* **Document content entries**:
···
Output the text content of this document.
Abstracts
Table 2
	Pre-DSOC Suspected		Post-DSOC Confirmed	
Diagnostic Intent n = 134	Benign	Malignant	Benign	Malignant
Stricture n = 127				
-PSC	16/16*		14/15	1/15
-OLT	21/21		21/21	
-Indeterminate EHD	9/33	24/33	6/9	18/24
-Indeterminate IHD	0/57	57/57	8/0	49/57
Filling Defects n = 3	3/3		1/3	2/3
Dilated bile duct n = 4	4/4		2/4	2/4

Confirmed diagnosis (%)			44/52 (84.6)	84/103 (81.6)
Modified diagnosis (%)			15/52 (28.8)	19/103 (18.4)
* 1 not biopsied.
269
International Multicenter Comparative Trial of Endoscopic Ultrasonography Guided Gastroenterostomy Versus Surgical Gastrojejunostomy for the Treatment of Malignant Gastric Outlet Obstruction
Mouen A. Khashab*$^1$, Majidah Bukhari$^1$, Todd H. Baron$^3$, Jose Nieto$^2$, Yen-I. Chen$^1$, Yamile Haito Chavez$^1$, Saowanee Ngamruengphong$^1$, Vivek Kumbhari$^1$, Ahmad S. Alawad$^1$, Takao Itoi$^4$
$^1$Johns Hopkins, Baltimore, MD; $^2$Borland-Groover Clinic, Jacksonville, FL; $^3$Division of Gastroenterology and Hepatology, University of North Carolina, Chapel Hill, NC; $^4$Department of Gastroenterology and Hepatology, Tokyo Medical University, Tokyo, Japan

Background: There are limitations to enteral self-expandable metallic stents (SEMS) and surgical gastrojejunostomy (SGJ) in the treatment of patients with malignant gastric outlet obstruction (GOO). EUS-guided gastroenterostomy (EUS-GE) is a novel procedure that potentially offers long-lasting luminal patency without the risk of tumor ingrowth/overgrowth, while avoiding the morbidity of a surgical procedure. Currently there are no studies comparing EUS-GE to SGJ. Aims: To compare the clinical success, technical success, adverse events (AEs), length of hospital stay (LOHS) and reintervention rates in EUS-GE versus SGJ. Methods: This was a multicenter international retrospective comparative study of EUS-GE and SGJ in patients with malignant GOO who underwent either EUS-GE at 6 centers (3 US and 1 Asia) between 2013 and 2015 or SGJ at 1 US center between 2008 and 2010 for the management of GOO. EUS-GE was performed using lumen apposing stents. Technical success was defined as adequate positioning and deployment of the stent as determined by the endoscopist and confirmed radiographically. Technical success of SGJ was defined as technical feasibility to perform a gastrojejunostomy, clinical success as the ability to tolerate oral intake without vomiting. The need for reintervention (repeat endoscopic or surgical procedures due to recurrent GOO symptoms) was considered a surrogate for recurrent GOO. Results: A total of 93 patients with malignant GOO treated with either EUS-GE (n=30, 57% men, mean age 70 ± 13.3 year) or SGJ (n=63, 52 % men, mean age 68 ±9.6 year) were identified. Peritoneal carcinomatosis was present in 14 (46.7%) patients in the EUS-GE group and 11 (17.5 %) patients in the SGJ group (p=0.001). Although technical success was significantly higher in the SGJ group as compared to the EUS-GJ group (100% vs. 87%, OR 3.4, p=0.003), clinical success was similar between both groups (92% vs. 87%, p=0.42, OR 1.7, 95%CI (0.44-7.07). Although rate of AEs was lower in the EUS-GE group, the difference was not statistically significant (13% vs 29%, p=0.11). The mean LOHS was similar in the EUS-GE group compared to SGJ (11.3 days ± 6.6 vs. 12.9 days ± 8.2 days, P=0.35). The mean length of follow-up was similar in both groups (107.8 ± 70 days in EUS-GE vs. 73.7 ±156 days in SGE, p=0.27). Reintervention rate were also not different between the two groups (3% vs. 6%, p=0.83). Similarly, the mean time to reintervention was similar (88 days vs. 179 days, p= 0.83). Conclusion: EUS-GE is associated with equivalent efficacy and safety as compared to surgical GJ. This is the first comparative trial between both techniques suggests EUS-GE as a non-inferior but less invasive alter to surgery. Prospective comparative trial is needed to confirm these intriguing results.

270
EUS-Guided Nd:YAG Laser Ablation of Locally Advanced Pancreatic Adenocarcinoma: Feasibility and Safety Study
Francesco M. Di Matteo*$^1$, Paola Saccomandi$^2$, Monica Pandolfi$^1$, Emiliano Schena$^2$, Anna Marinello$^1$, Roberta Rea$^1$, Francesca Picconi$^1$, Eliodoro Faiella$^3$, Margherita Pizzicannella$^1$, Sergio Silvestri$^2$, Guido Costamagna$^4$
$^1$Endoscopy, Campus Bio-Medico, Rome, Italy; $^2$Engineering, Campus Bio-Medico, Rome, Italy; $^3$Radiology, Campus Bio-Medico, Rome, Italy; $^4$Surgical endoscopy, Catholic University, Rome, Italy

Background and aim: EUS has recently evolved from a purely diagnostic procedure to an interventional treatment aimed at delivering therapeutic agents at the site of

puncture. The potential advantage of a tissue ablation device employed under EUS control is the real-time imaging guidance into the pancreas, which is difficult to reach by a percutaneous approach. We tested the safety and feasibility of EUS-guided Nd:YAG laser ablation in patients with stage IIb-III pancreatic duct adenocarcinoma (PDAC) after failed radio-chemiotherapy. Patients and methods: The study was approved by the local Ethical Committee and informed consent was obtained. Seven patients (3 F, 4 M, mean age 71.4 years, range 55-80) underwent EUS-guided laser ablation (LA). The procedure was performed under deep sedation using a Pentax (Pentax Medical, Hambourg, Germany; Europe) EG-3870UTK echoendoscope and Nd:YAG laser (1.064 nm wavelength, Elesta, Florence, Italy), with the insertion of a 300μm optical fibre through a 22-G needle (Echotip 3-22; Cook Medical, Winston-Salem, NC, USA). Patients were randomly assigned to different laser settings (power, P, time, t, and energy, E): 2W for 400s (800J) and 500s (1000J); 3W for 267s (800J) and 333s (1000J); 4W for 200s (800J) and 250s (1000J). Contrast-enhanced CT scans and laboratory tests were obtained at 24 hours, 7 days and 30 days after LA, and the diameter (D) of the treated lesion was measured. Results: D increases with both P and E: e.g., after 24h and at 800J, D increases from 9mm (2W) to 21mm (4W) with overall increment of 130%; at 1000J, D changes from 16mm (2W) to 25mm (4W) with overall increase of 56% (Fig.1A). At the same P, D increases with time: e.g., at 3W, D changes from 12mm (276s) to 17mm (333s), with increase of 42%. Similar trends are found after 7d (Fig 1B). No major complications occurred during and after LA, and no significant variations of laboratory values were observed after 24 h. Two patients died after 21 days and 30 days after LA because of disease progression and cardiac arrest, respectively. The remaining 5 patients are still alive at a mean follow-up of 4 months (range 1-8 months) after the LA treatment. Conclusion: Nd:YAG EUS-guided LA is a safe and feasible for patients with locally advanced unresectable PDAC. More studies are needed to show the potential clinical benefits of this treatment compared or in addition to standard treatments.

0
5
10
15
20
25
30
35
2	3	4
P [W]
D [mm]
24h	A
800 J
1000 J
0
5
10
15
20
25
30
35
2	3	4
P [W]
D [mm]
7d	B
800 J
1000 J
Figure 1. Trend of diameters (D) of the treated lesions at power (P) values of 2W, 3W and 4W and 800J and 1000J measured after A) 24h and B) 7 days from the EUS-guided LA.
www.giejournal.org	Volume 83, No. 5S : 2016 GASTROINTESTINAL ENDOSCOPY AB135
···
Count how many lines of the records hold the string "diagnosis"; the answer is that number alone.

2